→ **What you are asked to do**: Extract all lines that hold the string "houses".

→ **Given records**:
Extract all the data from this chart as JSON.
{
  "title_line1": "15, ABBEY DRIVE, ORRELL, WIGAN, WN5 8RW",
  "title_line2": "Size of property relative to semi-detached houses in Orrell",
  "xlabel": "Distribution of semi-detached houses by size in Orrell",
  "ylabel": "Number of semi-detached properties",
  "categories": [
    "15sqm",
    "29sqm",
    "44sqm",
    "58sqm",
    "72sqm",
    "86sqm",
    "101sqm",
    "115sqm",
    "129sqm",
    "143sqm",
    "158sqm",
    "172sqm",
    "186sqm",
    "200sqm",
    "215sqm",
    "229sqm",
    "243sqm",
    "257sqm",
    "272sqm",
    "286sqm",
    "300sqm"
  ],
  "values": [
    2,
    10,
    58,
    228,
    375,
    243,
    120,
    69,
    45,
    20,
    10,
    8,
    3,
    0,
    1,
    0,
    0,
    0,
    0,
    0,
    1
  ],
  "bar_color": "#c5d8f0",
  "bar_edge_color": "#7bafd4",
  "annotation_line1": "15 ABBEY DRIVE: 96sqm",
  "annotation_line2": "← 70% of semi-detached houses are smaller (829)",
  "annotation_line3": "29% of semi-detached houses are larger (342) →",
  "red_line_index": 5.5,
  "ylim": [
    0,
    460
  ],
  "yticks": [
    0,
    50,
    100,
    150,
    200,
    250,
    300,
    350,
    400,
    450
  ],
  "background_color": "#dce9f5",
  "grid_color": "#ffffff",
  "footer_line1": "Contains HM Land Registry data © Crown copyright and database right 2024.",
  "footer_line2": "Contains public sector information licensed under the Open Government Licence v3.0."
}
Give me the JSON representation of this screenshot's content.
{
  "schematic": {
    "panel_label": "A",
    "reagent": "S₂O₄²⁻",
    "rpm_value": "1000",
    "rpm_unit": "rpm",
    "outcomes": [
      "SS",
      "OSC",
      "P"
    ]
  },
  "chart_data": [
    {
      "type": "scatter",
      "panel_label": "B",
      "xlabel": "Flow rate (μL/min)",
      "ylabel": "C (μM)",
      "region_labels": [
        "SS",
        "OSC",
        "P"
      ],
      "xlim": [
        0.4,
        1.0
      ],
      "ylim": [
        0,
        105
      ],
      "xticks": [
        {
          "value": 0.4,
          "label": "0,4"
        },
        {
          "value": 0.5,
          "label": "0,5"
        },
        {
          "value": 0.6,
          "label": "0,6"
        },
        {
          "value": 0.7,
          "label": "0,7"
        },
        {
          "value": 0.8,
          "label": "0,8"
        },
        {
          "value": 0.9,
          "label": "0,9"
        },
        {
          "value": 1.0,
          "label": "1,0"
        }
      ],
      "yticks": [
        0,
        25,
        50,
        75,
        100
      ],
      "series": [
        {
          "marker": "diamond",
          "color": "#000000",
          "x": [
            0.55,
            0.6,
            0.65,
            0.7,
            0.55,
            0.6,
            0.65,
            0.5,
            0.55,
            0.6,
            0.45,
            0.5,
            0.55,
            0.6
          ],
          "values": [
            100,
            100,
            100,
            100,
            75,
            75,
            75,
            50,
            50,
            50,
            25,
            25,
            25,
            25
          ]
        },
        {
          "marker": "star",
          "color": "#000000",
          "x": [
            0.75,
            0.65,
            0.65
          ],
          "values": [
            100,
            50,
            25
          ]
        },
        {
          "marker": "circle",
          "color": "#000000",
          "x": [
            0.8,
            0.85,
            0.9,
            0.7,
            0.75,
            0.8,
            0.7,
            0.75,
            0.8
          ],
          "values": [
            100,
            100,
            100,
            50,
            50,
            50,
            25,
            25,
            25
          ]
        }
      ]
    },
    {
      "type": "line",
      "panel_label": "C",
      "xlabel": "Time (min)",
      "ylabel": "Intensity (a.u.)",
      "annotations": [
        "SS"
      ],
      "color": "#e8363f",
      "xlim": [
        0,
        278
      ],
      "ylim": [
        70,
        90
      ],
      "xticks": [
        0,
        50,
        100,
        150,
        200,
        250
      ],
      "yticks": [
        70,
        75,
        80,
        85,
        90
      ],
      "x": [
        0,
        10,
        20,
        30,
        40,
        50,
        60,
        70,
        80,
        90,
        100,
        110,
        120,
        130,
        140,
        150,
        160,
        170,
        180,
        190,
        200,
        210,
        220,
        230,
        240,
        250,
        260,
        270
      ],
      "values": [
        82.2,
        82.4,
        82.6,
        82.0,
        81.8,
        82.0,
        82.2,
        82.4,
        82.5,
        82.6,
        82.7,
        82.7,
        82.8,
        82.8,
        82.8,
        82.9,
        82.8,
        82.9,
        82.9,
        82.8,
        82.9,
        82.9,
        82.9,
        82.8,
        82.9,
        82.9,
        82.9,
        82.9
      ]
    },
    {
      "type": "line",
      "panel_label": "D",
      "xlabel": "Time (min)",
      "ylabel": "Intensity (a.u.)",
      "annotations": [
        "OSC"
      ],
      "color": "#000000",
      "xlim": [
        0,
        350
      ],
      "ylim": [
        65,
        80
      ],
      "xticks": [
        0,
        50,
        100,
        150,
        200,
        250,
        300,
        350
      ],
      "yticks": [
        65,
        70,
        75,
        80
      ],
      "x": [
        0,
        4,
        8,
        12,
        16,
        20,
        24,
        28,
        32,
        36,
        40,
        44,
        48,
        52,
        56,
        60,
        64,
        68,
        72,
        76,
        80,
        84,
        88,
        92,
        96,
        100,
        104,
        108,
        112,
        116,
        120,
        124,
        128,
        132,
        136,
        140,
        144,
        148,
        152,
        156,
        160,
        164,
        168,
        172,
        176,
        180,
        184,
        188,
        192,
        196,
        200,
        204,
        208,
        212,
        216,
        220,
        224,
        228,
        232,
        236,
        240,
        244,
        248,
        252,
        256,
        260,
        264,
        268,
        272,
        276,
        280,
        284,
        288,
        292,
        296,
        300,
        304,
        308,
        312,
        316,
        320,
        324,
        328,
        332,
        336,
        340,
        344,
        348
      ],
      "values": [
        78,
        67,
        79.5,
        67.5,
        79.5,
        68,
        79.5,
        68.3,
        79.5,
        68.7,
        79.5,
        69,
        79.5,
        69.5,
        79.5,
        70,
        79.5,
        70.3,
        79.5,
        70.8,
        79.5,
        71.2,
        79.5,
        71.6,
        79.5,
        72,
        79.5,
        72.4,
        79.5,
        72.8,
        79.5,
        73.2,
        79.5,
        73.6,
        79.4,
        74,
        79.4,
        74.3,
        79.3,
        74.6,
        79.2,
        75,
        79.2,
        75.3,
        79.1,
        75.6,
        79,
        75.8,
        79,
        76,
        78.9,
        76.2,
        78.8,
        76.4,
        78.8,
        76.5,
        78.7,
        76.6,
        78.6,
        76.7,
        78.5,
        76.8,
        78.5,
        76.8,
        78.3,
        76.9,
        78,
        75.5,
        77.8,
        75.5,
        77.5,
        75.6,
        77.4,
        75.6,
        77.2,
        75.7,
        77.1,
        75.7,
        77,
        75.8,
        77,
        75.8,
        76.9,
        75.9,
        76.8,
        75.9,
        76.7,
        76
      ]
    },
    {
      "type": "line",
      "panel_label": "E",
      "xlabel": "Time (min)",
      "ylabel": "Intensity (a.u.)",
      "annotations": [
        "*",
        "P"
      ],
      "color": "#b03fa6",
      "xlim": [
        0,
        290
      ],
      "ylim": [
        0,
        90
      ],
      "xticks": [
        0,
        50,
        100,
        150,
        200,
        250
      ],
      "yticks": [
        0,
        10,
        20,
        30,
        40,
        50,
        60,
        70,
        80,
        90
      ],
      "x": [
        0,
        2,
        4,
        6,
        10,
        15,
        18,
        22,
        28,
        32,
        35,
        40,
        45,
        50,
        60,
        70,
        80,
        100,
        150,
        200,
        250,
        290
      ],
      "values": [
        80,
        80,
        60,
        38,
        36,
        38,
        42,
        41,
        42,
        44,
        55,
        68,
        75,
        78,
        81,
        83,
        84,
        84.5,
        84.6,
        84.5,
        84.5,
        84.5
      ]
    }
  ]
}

→ **Result below**:
  "title_line2": "Size of property relative to semi-detached houses in Orrell",
  "xlabel": "Distribution of semi-detached houses by size in Orrell",
  "annotation_line2": "← 70% of semi-detached houses are smaller (829)",
  "annotation_line3": "29% of semi-detached houses are larger (342) →",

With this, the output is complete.